What the exercise asks: Keep only those lines of the records that include the string "或者半孔孔径全部".

%%

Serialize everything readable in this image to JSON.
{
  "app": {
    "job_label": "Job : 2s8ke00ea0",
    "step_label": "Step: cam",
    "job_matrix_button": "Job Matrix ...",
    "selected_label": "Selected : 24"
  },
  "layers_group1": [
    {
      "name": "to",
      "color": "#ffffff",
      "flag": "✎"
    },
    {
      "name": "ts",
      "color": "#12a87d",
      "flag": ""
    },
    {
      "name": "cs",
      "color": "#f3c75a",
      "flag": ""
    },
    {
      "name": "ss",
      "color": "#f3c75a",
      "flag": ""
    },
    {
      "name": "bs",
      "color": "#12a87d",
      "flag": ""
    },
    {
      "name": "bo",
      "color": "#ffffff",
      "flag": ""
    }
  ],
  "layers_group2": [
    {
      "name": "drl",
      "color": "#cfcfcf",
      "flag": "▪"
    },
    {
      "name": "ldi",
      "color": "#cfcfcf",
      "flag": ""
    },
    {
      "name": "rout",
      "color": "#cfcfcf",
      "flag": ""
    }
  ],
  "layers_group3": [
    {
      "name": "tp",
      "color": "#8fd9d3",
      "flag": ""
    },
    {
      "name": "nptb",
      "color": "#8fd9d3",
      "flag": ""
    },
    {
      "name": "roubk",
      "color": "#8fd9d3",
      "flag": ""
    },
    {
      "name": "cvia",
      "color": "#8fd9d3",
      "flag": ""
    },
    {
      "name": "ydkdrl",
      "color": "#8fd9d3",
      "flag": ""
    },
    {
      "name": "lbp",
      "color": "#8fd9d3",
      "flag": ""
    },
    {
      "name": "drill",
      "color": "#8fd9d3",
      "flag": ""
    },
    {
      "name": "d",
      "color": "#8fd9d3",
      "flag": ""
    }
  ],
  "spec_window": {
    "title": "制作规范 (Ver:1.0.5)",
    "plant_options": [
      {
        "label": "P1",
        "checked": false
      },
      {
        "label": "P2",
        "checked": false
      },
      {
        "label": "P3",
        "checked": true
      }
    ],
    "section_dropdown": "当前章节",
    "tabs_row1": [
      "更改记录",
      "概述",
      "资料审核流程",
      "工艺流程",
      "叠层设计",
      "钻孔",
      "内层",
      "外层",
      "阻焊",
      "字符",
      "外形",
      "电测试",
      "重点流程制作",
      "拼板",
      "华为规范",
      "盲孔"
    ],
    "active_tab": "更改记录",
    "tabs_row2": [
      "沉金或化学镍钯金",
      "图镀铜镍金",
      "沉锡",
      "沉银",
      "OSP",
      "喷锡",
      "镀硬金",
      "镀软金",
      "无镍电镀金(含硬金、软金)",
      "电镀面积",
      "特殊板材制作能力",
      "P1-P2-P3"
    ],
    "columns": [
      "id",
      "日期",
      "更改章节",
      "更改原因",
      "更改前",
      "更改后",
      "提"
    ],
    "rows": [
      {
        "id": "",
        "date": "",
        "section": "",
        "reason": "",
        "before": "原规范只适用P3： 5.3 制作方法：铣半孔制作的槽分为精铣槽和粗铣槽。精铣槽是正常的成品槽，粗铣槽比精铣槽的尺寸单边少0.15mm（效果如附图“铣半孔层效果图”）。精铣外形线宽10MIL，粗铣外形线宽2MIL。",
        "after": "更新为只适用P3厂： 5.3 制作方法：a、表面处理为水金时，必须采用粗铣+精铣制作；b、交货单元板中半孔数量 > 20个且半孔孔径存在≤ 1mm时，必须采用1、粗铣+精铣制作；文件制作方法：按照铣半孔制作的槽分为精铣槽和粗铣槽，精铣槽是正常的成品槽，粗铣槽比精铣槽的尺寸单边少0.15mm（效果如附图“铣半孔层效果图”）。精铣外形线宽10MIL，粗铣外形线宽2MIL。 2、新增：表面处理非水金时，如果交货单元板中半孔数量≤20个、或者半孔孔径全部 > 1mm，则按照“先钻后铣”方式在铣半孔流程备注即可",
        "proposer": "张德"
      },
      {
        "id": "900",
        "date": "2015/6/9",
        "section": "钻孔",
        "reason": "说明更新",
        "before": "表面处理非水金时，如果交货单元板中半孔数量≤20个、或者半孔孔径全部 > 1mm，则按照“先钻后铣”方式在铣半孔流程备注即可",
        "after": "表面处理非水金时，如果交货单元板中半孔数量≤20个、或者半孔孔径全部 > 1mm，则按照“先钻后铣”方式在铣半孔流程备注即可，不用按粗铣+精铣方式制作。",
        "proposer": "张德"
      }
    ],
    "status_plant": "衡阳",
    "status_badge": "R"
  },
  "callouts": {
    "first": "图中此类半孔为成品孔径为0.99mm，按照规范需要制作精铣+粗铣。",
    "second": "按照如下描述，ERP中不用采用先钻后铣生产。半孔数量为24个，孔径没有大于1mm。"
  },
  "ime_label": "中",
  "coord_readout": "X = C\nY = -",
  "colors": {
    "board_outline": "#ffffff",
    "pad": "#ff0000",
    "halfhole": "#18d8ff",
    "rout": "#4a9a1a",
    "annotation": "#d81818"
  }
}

%%

Written solution:
        "after": "更新为只适用P3厂： 5.3 制作方法：a、表面处理为水金时，必须采用粗铣+精铣制作；b、交货单元板中半孔数量 > 20个且半孔孔径存在≤ 1mm时，必须采用1、粗铣+精铣制作；文件制作方法：按照铣半孔制作的槽分为精铣槽和粗铣槽，精铣槽是正常的成品槽，粗铣槽比精铣槽的尺寸单边少0.15mm（效果如附图“铣半孔层效果图”）。精铣外形线宽10MIL，粗铣外形线宽2MIL。 2、新增：表面处理非水金时，如果交货单元板中半孔数量≤20个、或者半孔孔径全部 > 1mm，则按照“先钻后铣”方式在铣半孔流程备注即可",
        "before": "表面处理非水金时，如果交货单元板中半孔数量≤20个、或者半孔孔径全部 > 1mm，则按照“先钻后铣”方式在铣半孔流程备注即可",
        "after": "表面处理非水金时，如果交货单元板中半孔数量≤20个、或者半孔孔径全部 > 1mm，则按照“先钻后铣”方式在铣半孔流程备注即可，不用按粗铣+精铣方式制作。",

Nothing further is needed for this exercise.